→ **Given request**
Repeat all of the material below exactly as written, images excluded.

____________

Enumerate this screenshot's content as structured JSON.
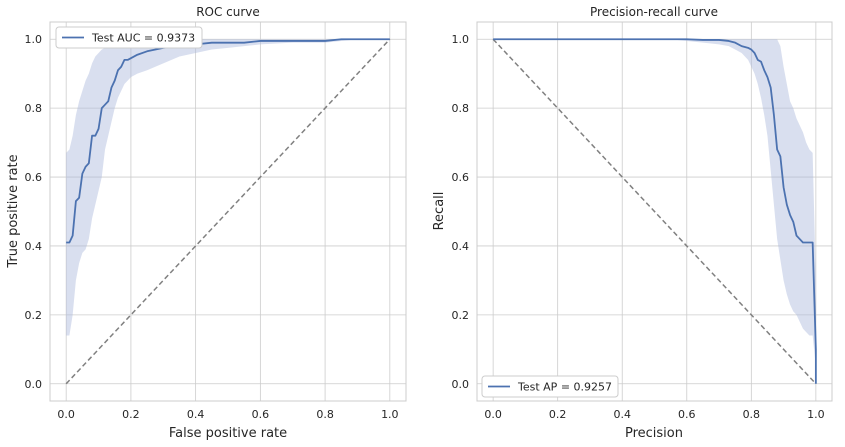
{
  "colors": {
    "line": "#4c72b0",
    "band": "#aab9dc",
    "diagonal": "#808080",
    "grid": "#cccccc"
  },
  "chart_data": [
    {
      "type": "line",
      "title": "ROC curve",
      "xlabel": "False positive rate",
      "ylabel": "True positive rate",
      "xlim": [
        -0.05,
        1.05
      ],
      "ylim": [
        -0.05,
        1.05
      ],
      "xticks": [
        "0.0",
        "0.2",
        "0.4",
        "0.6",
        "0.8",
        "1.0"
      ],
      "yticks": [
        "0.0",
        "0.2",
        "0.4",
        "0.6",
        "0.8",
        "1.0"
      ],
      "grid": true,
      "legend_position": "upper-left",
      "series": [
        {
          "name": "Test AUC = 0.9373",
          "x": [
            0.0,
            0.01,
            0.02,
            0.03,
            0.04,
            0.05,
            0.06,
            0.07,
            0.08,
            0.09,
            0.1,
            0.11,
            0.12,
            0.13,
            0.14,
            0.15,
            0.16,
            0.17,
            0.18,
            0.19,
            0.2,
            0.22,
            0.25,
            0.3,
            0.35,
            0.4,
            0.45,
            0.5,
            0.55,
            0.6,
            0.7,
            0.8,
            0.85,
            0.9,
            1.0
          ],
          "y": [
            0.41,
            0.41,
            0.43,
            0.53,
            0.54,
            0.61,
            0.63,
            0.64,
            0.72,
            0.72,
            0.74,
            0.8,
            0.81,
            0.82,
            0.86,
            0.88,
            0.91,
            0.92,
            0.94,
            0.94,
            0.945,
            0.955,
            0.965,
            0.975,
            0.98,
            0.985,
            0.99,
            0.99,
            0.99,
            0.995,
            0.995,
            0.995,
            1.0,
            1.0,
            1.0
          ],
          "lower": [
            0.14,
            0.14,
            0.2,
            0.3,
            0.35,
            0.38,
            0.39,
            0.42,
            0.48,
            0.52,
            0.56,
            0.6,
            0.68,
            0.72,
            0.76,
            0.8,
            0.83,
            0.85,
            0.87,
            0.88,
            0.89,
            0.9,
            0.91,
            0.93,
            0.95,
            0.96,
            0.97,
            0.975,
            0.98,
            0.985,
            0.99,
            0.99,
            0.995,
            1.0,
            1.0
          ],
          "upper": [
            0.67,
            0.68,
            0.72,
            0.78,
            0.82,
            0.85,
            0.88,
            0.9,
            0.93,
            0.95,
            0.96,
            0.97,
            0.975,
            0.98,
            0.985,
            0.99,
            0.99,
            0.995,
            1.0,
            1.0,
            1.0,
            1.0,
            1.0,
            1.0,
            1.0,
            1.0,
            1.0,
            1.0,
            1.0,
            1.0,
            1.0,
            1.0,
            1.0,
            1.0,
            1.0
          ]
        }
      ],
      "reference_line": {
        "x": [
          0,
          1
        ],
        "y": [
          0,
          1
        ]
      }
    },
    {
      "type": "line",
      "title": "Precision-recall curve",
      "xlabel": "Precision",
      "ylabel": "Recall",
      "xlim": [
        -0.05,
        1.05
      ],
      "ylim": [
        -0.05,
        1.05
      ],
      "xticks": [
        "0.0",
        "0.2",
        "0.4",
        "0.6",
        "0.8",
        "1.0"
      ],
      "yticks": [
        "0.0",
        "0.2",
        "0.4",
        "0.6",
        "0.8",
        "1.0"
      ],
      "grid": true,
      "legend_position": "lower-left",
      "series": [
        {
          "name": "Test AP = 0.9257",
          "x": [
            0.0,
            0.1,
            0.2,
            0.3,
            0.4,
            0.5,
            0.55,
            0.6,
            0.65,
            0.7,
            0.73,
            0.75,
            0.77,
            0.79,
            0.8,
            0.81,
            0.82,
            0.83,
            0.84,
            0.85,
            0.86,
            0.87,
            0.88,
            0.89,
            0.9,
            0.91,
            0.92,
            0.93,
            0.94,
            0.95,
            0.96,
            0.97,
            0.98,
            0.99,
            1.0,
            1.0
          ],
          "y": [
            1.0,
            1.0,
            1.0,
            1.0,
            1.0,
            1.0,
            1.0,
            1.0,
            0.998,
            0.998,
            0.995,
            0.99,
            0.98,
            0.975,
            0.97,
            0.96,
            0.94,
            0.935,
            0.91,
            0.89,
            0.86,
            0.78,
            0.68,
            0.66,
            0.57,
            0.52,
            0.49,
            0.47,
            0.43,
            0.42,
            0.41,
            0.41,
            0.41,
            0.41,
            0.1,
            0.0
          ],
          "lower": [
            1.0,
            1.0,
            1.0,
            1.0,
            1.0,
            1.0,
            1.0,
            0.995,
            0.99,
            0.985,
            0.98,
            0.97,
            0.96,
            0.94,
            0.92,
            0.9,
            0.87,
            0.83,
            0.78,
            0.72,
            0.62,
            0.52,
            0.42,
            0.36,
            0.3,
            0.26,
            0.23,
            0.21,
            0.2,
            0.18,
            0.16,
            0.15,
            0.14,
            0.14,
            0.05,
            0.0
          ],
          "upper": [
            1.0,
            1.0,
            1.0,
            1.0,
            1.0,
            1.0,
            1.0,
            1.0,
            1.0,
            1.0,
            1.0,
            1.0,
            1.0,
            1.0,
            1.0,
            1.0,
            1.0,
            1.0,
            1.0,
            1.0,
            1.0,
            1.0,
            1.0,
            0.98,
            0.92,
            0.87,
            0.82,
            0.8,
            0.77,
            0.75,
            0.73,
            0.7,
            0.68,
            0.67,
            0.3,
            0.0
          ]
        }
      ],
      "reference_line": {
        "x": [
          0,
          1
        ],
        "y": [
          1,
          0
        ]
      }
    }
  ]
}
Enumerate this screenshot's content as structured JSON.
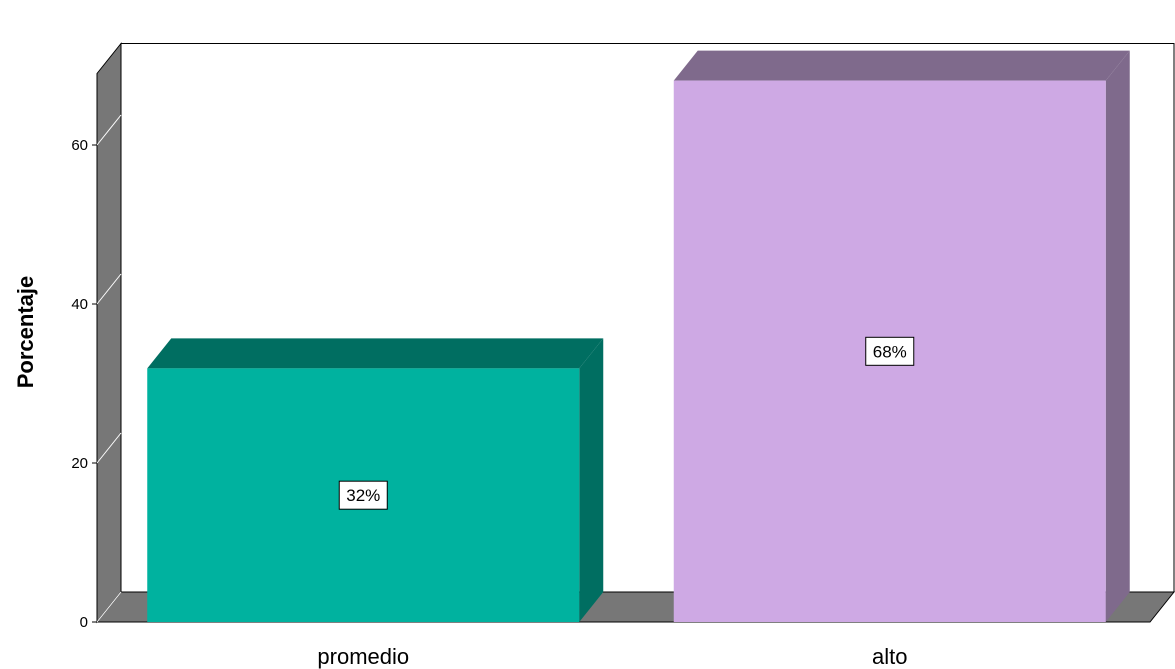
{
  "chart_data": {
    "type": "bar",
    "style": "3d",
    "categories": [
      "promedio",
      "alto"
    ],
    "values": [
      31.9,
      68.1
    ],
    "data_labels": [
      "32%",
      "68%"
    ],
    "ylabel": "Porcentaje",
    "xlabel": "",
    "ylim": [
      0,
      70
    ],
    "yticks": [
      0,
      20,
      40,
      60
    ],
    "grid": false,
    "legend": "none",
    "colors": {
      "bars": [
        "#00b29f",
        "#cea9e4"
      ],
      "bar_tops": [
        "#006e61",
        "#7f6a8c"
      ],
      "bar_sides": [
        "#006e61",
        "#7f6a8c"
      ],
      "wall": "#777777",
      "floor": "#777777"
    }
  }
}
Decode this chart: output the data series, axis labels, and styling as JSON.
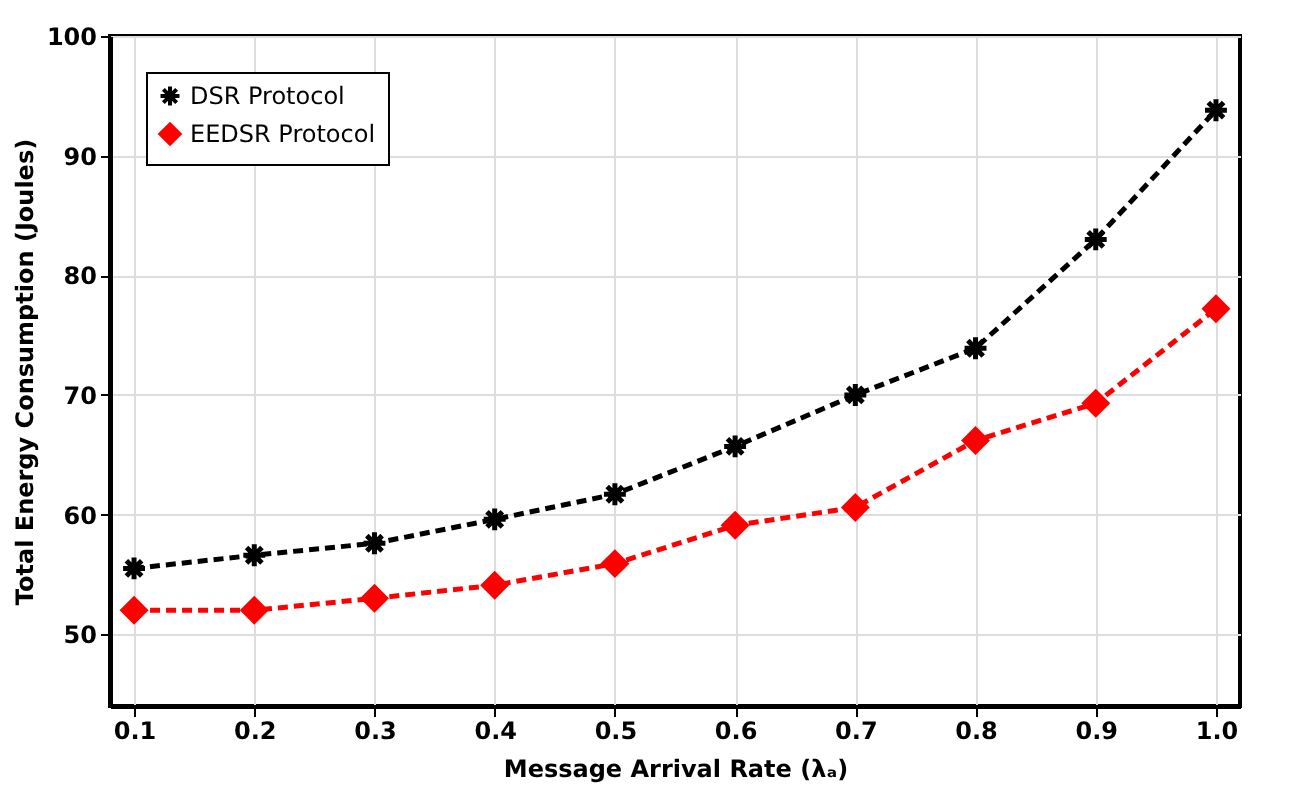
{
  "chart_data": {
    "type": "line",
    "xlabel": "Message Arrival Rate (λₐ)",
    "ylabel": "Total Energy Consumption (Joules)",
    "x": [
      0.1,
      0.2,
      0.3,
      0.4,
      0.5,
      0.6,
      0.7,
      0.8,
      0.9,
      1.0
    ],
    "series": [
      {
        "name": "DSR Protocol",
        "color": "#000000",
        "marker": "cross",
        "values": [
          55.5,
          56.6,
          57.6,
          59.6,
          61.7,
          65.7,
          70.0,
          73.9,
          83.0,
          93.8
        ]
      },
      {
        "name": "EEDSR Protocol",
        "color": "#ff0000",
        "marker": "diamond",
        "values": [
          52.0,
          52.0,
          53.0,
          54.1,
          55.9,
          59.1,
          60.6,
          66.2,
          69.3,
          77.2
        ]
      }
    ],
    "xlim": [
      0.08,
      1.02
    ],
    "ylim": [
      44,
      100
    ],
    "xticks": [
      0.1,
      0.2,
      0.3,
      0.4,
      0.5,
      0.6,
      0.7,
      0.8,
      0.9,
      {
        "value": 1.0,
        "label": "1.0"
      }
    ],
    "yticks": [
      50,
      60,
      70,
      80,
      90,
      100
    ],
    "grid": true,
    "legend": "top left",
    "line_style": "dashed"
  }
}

____________

→ **Response**
Enumerate this screenshot's content as structured JSON.
{
  "colors": {
    "line": "#4c72b0",
    "band": "#aab9dc",
    "diagonal": "#808080",
    "grid": "#cccccc"
  },
  "chart_data": [
    {
      "type": "line",
      "title": "ROC curve",
      "xlabel": "False positive rate",
      "ylabel": "True positive rate",
      "xlim": [
        -0.05,
        1.05
      ],
      "ylim": [
        -0.05,
        1.05
      ],
      "xticks": [
        "0.0",
        "0.2",
        "0.4",
        "0.6",
        "0.8",
        "1.0"
      ],
      "yticks": [
        "0.0",
        "0.2",
        "0.4",
        "0.6",
        "0.8",
        "1.0"
      ],
      "grid": true,
      "legend_position": "upper-left",
      "series": [
        {
          "name": "Test AUC = 0.9373",
          "x": [
            0.0,
            0.01,
            0.02,
            0.03,
            0.04,
            0.05,
            0.06,
            0.07,
            0.08,
            0.09,
            0.1,
            0.11,
            0.12,
            0.13,
            0.14,
            0.15,
            0.16,
            0.17,
            0.18,
            0.19,
            0.2,
            0.22,
            0.25,
            0.3,
            0.35,
            0.4,
            0.45,
            0.5,
            0.55,
            0.6,
            0.7,
            0.8,
            0.85,
            0.9,
            1.0
          ],
          "y": [
            0.41,
            0.41,
            0.43,
            0.53,
            0.54,
            0.61,
            0.63,
            0.64,
            0.72,
            0.72,
            0.74,
            0.8,
            0.81,
            0.82,
            0.86,
            0.88,
            0.91,
            0.92,
            0.94,
            0.94,
            0.945,
            0.955,
            0.965,
            0.975,
            0.98,
            0.985,
            0.99,
            0.99,
            0.99,
            0.995,
            0.995,
            0.995,
            1.0,
            1.0,
            1.0
          ],
          "lower": [
            0.14,
            0.14,
            0.2,
            0.3,
            0.35,
            0.38,
            0.39,
            0.42,
            0.48,
            0.52,
            0.56,
            0.6,
            0.68,
            0.72,
            0.76,
            0.8,
            0.83,
            0.85,
            0.87,
            0.88,
            0.89,
            0.9,
            0.91,
            0.93,
            0.95,
            0.96,
            0.97,
            0.975,
            0.98,
            0.985,
            0.99,
            0.99,
            0.995,
            1.0,
            1.0
          ],
          "upper": [
            0.67,
            0.68,
            0.72,
            0.78,
            0.82,
            0.85,
            0.88,
            0.9,
            0.93,
            0.95,
            0.96,
            0.97,
            0.975,
            0.98,
            0.985,
            0.99,
            0.99,
            0.995,
            1.0,
            1.0,
            1.0,
            1.0,
            1.0,
            1.0,
            1.0,
            1.0,
            1.0,
            1.0,
            1.0,
            1.0,
            1.0,
            1.0,
            1.0,
            1.0,
            1.0
          ]
        }
      ],
      "reference_line": {
        "x": [
          0,
          1
        ],
        "y": [
          0,
          1
        ]
      }
    },
    {
      "type": "line",
      "title": "Precision-recall curve",
      "xlabel": "Precision",
      "ylabel": "Recall",
      "xlim": [
        -0.05,
        1.05
      ],
      "ylim": [
        -0.05,
        1.05
      ],
      "xticks": [
        "0.0",
        "0.2",
        "0.4",
        "0.6",
        "0.8",
        "1.0"
      ],
      "yticks": [
        "0.0",
        "0.2",
        "0.4",
        "0.6",
        "0.8",
        "1.0"
      ],
      "grid": true,
      "legend_position": "lower-left",
      "series": [
        {
          "name": "Test AP = 0.9257",
          "x": [
            0.0,
            0.1,
            0.2,
            0.3,
            0.4,
            0.5,
            0.55,
            0.6,
            0.65,
            0.7,
            0.73,
            0.75,
            0.77,
            0.79,
            0.8,
            0.81,
            0.82,
            0.83,
            0.84,
            0.85,
            0.86,
            0.87,
            0.88,
            0.89,
            0.9,
            0.91,
            0.92,
            0.93,
            0.94,
            0.95,
            0.96,
            0.97,
            0.98,
            0.99,
            1.0,
            1.0
          ],
          "y": [
            1.0,
            1.0,
            1.0,
            1.0,
            1.0,
            1.0,
            1.0,
            1.0,
            0.998,
            0.998,
            0.995,
            0.99,
            0.98,
            0.975,
            0.97,
            0.96,
            0.94,
            0.935,
            0.91,
            0.89,
            0.86,
            0.78,
            0.68,
            0.66,
            0.57,
            0.52,
            0.49,
            0.47,
            0.43,
            0.42,
            0.41,
            0.41,
            0.41,
            0.41,
            0.1,
            0.0
          ],
          "lower": [
            1.0,
            1.0,
            1.0,
            1.0,
            1.0,
            1.0,
            1.0,
            0.995,
            0.99,
            0.985,
            0.98,
            0.97,
            0.96,
            0.94,
            0.92,
            0.9,
            0.87,
            0.83,
            0.78,
            0.72,
            0.62,
            0.52,
            0.42,
            0.36,
            0.3,
            0.26,
            0.23,
            0.21,
            0.2,
            0.18,
            0.16,
            0.15,
            0.14,
            0.14,
            0.05,
            0.0
          ],
          "upper": [
            1.0,
            1.0,
            1.0,
            1.0,
            1.0,
            1.0,
            1.0,
            1.0,
            1.0,
            1.0,
            1.0,
            1.0,
            1.0,
            1.0,
            1.0,
            1.0,
            1.0,
            1.0,
            1.0,
            1.0,
            1.0,
            1.0,
            1.0,
            0.98,
            0.92,
            0.87,
            0.82,
            0.8,
            0.77,
            0.75,
            0.73,
            0.7,
            0.68,
            0.67,
            0.3,
            0.0
          ]
        }
      ],
      "reference_line": {
        "x": [
          0,
          1
        ],
        "y": [
          1,
          0
        ]
      }
    }
  ]
}
Enumerate this screenshot's content as structured JSON.
{
  "chart_data": {
    "type": "bar",
    "style": "3d",
    "categories": [
      "promedio",
      "alto"
    ],
    "values": [
      31.9,
      68.1
    ],
    "data_labels": [
      "32%",
      "68%"
    ],
    "ylabel": "Porcentaje",
    "xlabel": "",
    "ylim": [
      0,
      70
    ],
    "yticks": [
      0,
      20,
      40,
      60
    ],
    "grid": false,
    "legend": "none",
    "colors": {
      "bars": [
        "#00b29f",
        "#cea9e4"
      ],
      "bar_tops": [
        "#006e61",
        "#7f6a8c"
      ],
      "bar_sides": [
        "#006e61",
        "#7f6a8c"
      ],
      "wall": "#777777",
      "floor": "#777777"
    }
  }
}
Decode this chart: output the data series, axis labels, and styling as JSON.
{
  "chart_data": {
    "type": "line",
    "xlabel": "Message Arrival Rate (λₐ)",
    "ylabel": "Total Energy Consumption (Joules)",
    "x": [
      0.1,
      0.2,
      0.3,
      0.4,
      0.5,
      0.6,
      0.7,
      0.8,
      0.9,
      1.0
    ],
    "series": [
      {
        "name": "DSR Protocol",
        "color": "#000000",
        "marker": "cross",
        "values": [
          55.5,
          56.6,
          57.6,
          59.6,
          61.7,
          65.7,
          70.0,
          73.9,
          83.0,
          93.8
        ]
      },
      {
        "name": "EEDSR Protocol",
        "color": "#ff0000",
        "marker": "diamond",
        "values": [
          52.0,
          52.0,
          53.0,
          54.1,
          55.9,
          59.1,
          60.6,
          66.2,
          69.3,
          77.2
        ]
      }
    ],
    "xlim": [
      0.08,
      1.02
    ],
    "ylim": [
      44,
      100
    ],
    "xticks": [
      0.1,
      0.2,
      0.3,
      0.4,
      0.5,
      0.6,
      0.7,
      0.8,
      0.9,
      {
        "value": 1.0,
        "label": "1.0"
      }
    ],
    "yticks": [
      50,
      60,
      70,
      80,
      90,
      100
    ],
    "grid": true,
    "legend": "top left",
    "line_style": "dashed"
  }
}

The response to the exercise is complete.